**To do:** Pick out the lines containing "info".

**The input:**

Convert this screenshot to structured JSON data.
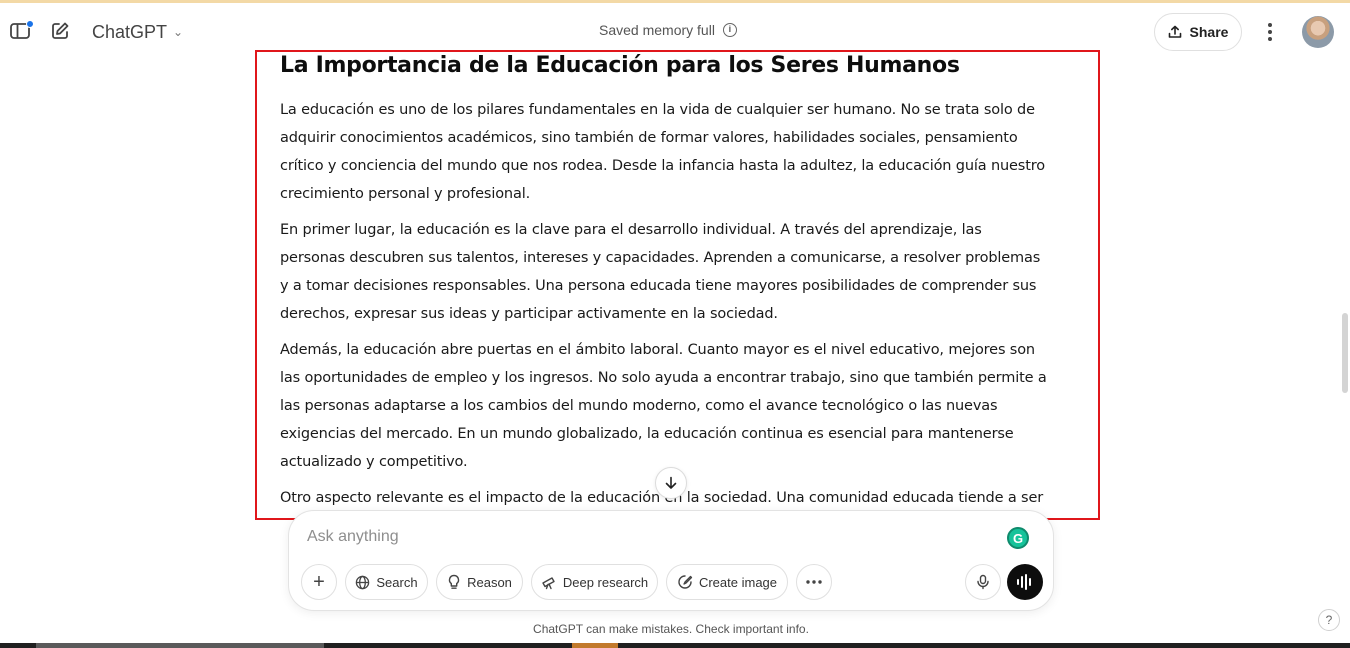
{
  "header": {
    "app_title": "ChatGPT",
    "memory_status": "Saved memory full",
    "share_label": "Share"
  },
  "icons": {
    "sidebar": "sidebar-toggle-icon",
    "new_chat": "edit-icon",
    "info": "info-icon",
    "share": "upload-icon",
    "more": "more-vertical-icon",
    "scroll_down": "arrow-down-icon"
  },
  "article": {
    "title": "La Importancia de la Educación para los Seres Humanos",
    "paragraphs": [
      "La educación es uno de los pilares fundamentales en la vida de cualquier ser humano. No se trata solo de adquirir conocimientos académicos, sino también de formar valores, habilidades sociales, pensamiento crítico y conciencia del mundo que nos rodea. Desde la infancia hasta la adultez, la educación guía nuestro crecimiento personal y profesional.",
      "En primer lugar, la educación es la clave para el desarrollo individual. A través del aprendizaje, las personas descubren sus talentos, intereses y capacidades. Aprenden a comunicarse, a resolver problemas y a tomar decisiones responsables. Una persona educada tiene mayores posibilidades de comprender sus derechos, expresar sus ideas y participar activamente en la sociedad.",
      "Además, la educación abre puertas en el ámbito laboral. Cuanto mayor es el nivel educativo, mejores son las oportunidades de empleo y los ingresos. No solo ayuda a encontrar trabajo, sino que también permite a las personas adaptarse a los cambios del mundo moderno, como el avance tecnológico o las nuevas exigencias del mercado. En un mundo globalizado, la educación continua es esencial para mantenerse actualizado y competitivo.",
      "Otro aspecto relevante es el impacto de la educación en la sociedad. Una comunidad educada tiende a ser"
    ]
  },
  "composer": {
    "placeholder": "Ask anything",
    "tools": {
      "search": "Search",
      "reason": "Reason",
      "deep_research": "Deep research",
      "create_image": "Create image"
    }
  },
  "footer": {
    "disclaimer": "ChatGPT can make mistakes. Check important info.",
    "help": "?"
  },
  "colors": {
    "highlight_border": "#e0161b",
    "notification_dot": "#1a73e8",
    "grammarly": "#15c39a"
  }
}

==

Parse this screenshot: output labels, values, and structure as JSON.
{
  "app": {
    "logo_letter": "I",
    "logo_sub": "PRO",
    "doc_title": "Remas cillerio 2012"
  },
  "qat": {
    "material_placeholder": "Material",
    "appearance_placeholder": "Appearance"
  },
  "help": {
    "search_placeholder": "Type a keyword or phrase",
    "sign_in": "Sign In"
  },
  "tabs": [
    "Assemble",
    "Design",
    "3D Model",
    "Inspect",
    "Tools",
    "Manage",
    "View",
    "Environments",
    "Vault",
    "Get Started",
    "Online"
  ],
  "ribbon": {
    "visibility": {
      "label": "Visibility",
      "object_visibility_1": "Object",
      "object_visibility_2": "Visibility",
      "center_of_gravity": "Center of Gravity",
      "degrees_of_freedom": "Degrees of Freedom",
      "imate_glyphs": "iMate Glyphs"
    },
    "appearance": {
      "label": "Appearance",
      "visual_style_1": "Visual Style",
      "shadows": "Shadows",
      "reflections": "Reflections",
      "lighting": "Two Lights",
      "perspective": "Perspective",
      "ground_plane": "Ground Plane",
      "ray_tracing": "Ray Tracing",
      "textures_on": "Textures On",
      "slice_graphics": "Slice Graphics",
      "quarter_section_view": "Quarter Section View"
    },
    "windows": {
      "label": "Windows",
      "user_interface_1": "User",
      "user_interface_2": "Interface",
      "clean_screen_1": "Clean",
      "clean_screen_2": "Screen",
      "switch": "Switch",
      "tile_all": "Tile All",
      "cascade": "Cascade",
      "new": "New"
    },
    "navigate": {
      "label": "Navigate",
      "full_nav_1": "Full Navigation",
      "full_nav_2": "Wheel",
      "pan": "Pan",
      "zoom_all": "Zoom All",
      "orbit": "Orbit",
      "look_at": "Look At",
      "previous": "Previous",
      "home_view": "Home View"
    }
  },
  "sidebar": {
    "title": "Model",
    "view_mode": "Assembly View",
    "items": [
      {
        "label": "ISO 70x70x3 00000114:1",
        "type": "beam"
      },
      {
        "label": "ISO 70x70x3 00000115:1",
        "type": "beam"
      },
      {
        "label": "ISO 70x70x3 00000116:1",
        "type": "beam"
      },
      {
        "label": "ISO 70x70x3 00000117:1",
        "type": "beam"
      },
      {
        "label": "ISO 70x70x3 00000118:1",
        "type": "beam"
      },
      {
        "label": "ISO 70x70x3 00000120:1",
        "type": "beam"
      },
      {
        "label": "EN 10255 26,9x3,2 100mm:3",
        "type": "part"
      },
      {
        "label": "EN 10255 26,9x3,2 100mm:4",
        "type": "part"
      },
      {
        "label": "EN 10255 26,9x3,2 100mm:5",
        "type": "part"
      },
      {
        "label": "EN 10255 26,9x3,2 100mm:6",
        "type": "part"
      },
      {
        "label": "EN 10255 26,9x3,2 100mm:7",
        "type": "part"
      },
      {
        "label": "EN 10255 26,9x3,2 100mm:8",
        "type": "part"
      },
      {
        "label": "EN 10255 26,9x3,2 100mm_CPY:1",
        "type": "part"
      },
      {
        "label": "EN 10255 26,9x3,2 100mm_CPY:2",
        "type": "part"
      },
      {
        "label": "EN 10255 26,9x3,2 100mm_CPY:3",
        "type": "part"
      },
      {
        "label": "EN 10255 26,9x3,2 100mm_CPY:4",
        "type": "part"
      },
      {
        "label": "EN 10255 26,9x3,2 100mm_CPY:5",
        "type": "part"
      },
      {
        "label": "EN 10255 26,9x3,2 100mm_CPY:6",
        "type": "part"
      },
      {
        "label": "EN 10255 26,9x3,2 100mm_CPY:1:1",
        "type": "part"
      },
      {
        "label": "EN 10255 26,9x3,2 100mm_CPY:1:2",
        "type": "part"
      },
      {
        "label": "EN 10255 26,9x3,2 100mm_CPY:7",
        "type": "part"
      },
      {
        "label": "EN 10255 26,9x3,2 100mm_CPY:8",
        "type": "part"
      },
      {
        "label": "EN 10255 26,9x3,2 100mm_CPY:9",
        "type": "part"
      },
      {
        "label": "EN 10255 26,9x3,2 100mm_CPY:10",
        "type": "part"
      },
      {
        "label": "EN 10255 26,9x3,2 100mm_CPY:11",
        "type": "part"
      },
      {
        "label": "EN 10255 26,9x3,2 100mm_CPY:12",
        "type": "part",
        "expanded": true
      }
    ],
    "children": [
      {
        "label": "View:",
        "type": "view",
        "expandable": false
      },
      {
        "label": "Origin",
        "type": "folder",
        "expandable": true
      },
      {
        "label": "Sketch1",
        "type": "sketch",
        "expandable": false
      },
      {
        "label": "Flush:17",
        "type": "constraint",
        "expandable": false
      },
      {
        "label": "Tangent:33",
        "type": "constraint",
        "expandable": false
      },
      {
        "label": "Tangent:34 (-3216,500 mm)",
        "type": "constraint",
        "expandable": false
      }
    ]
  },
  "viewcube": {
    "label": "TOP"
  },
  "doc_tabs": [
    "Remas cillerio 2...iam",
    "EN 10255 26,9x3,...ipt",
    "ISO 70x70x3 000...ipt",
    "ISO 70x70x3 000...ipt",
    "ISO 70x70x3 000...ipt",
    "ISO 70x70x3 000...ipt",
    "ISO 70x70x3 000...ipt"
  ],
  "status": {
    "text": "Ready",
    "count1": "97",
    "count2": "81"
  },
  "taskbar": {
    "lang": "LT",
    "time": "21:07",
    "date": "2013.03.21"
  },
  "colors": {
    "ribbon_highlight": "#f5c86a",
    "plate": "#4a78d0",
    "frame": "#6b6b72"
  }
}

**Exercise answer:**
    "info": "info-icon",
    "disclaimer": "ChatGPT can make mistakes. Check important info.",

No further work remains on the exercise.